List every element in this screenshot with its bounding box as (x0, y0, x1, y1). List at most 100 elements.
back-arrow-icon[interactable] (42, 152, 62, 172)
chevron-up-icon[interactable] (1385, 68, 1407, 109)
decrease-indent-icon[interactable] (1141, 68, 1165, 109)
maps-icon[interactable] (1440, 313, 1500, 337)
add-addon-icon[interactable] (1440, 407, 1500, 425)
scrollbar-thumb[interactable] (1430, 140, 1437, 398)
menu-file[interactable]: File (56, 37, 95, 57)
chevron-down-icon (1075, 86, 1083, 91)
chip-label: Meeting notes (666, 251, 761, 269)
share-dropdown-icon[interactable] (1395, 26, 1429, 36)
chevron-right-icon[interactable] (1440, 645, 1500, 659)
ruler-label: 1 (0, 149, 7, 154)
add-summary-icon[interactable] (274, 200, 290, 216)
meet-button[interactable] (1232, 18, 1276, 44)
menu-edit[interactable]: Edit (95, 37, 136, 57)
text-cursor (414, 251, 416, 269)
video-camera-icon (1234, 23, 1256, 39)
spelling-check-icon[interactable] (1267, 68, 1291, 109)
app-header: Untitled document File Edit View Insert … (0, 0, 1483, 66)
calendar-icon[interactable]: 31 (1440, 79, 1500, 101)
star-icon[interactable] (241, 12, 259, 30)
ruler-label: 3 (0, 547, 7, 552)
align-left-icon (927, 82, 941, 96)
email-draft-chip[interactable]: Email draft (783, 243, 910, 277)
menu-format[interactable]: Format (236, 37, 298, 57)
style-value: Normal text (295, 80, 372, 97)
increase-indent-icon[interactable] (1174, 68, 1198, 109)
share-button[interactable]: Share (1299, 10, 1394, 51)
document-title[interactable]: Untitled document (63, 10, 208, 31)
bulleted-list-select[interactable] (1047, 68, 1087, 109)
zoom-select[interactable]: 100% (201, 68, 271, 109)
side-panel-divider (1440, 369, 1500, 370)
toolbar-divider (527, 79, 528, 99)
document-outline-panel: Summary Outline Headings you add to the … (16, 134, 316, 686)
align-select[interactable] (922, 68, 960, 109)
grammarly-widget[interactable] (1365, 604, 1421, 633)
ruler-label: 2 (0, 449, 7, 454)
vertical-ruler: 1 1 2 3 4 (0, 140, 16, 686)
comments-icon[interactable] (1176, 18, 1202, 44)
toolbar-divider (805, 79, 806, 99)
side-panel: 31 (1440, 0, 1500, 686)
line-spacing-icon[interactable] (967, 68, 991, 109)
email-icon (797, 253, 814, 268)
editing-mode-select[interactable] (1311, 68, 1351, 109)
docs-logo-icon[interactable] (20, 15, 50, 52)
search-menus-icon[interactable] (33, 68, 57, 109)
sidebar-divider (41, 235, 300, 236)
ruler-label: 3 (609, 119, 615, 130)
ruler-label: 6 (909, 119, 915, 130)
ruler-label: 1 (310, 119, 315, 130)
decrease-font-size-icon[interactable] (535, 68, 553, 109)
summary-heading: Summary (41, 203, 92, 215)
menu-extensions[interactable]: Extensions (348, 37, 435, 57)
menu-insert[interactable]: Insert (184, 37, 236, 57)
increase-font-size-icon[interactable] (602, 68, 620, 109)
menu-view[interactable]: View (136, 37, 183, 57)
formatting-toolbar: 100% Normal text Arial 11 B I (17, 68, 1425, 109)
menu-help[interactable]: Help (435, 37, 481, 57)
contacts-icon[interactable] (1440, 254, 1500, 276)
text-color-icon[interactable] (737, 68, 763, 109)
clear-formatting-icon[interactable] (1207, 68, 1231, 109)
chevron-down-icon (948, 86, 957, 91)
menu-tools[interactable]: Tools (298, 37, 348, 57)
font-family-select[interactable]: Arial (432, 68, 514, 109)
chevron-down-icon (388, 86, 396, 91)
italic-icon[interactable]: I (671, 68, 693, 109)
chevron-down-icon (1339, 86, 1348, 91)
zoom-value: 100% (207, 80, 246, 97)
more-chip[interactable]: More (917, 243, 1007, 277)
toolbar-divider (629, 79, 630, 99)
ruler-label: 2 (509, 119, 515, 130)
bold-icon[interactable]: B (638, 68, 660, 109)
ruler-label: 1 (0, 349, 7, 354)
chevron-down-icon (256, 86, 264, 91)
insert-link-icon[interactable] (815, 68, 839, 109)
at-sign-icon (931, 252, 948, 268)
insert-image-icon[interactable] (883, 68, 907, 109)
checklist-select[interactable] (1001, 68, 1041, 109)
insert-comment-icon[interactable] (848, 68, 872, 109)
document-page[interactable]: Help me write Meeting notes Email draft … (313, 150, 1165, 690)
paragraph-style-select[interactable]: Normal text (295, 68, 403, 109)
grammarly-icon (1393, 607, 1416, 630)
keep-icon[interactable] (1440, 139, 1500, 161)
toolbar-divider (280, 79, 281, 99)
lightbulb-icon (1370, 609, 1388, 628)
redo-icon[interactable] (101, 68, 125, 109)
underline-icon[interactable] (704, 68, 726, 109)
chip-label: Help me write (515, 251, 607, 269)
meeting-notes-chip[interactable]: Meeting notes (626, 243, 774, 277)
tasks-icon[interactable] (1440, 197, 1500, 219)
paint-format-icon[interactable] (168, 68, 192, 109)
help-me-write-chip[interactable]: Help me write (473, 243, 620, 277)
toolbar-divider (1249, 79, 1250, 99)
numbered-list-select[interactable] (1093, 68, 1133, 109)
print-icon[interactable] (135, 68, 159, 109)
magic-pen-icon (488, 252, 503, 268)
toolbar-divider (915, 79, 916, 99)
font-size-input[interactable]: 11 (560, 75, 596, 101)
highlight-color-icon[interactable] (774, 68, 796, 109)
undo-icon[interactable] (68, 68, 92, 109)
◇ ◇ ◇ ◇
§ Exercise prompt
Render every line of the listing above as a Markdown table with two columns, "Row" for a running row number and "Entry" for the line itself, and skip any blank lines.

§ Written solution
| Row | Entry |
|---|---|
| 1 | List every element in this screenshot with its bounding box as (x0, y0, x1, y1). List at most 100 elements. |
| 2 | back-arrow-icon[interactable] (42, 152, 62, 172) |
| 3 | chevron-up-icon[interactable] (1385, 68, 1407, 109) |
| 4 | decrease-indent-icon[interactable] (1141, 68, 1165, 109) |
| 5 | maps-icon[interactable] (1440, 313, 1500, 337) |
| 6 | add-addon-icon[interactable] (1440, 407, 1500, 425) |
| 7 | scrollbar-thumb[interactable] (1430, 140, 1437, 398) |
| 8 | menu-file[interactable]: File (56, 37, 95, 57) |
| 9 | chevron-down-icon (1075, 86, 1083, 91) |
| 10 | chip-label: Meeting notes (666, 251, 761, 269) |
| 11 | share-dropdown-icon[interactable] (1395, 26, 1429, 36) |
| 12 | chevron-right-icon[interactable] (1440, 645, 1500, 659) |
| 13 | ruler-label: 1 (0, 149, 7, 154) |
| 14 | add-summary-icon[interactable] (274, 200, 290, 216) |
| 15 | meet-button[interactable] (1232, 18, 1276, 44) |
| 16 | menu-edit[interactable]: Edit (95, 37, 136, 57) |
| 17 | text-cursor (414, 251, 416, 269) |
| 18 | video-camera-icon (1234, 23, 1256, 39) |
| 19 | spelling-check-icon[interactable] (1267, 68, 1291, 109) |
| 20 | app-header: Untitled document File Edit View Insert … (0, 0, 1483, 66) |
| 21 | calendar-icon[interactable]: 31 (1440, 79, 1500, 101) |
| 22 | star-icon[interactable] (241, 12, 259, 30) |
| 23 | ruler-label: 3 (0, 547, 7, 552) |
| 24 | align-left-icon (927, 82, 941, 96) |
| 25 | email-draft-chip[interactable]: Email draft (783, 243, 910, 277) |
| 26 | menu-format[interactable]: Format (236, 37, 298, 57) |
| 27 | style-value: Normal text (295, 80, 372, 97) |
| 28 | increase-indent-icon[interactable] (1174, 68, 1198, 109) |
| 29 | share-button[interactable]: Share (1299, 10, 1394, 51) |
| 30 | document-title[interactable]: Untitled document (63, 10, 208, 31) |
| 31 | bulleted-list-select[interactable] (1047, 68, 1087, 109) |
| 32 | zoom-select[interactable]: 100% (201, 68, 271, 109) |
| 33 | side-panel-divider (1440, 369, 1500, 370) |
| 34 | toolbar-divider (527, 79, 528, 99) |
| 35 | document-outline-panel: Summary Outline Headings you add to the … (16, 134, 316, 686) |
| 36 | align-select[interactable] (922, 68, 960, 109) |
| 37 | grammarly-widget[interactable] (1365, 604, 1421, 633) |
| 38 | ruler-label: 2 (0, 449, 7, 454) |
| 39 | vertical-ruler: 1 1 2 3 4 (0, 140, 16, 686) |
| 40 | comments-icon[interactable] (1176, 18, 1202, 44) |
| 41 | toolbar-divider (805, 79, 806, 99) |
| 42 | side-panel: 31 (1440, 0, 1500, 686) |
| 43 | line-spacing-icon[interactable] (967, 68, 991, 109) |
| 44 | email-icon (797, 253, 814, 268) |
| 45 | editing-mode-select[interactable] (1311, 68, 1351, 109) |
| 46 | docs-logo-icon[interactable] (20, 15, 50, 52) |
| 47 | search-menus-icon[interactable] (33, 68, 57, 109) |
| 48 | sidebar-divider (41, 235, 300, 236) |
| 49 | ruler-label: 3 (609, 119, 615, 130) |
| 50 | ruler-label: 6 (909, 119, 915, 130) |
| 51 | ruler-label: 1 (310, 119, 315, 130) |
| 52 | decrease-font-size-icon[interactable] (535, 68, 553, 109) |
| 53 | summary-heading: Summary (41, 203, 92, 215) |
| 54 | menu-extensions[interactable]: Extensions (348, 37, 435, 57) |
| 55 | menu-insert[interactable]: Insert (184, 37, 236, 57) |
| 56 | increase-font-size-icon[interactable] (602, 68, 620, 109) |
| 57 | menu-view[interactable]: View (136, 37, 183, 57) |
| 58 | formatting-toolbar: 100% Normal text Arial 11 B I (17, 68, 1425, 109) |
| 59 | menu-help[interactable]: Help (435, 37, 481, 57) |
| 60 | contacts-icon[interactable] (1440, 254, 1500, 276) |
| 61 | text-color-icon[interactable] (737, 68, 763, 109) |
| 62 | clear-formatting-icon[interactable] (1207, 68, 1231, 109) |
| 63 | chevron-down-icon (948, 86, 957, 91) |
| 64 | menu-tools[interactable]: Tools (298, 37, 348, 57) |
| 65 | font-family-select[interactable]: Arial (432, 68, 514, 109) |
| 66 | chevron-down-icon (388, 86, 396, 91) |
| 67 | italic-icon[interactable]: I (671, 68, 693, 109) |
| 68 | chevron-down-icon (1339, 86, 1348, 91) |
| 69 | zoom-value: 100% (207, 80, 246, 97) |
| 70 | more-chip[interactable]: More (917, 243, 1007, 277) |
| 71 | toolbar-divider (629, 79, 630, 99) |
| 72 | ruler-label: 2 (509, 119, 515, 130) |
| 73 | bold-icon[interactable]: B (638, 68, 660, 109) |
| 74 | ruler-label: 1 (0, 349, 7, 354) |
| 75 | chevron-down-icon (256, 86, 264, 91) |
| 76 | insert-link-icon[interactable] (815, 68, 839, 109) |
| 77 | at-sign-icon (931, 252, 948, 268) |
| 78 | insert-image-icon[interactable] (883, 68, 907, 109) |
| 79 | checklist-select[interactable] (1001, 68, 1041, 109) |
| 80 | insert-comment-icon[interactable] (848, 68, 872, 109) |
| 81 | document-page[interactable]: Help me write Meeting notes Email draft … (313, 150, 1165, 690) |
| 82 | paragraph-style-select[interactable]: Normal text (295, 68, 403, 109) |
| 83 | grammarly-icon (1393, 607, 1416, 630) |
| 84 | keep-icon[interactable] (1440, 139, 1500, 161) |
| 85 | toolbar-divider (280, 79, 281, 99) |
| 86 | lightbulb-icon (1370, 609, 1388, 628) |
| 87 | redo-icon[interactable] (101, 68, 125, 109) |
| 88 | underline-icon[interactable] (704, 68, 726, 109) |
| 89 | chip-label: Help me write (515, 251, 607, 269) |
| 90 | meeting-notes-chip[interactable]: Meeting notes (626, 243, 774, 277) |
| 91 | tasks-icon[interactable] (1440, 197, 1500, 219) |
| 92 | paint-format-icon[interactable] (168, 68, 192, 109) |
| 93 | help-me-write-chip[interactable]: Help me write (473, 243, 620, 277) |
| 94 | toolbar-divider (1249, 79, 1250, 99) |
| 95 | numbered-list-select[interactable] (1093, 68, 1133, 109) |
| 96 | print-icon[interactable] (135, 68, 159, 109) |
| 97 | magic-pen-icon (488, 252, 503, 268) |
| 98 | toolbar-divider (915, 79, 916, 99) |
| 99 | font-size-input[interactable]: 11 (560, 75, 596, 101) |
| 100 | highlight-color-icon[interactable] (774, 68, 796, 109) |
| 101 | undo-icon[interactable] (68, 68, 92, 109) |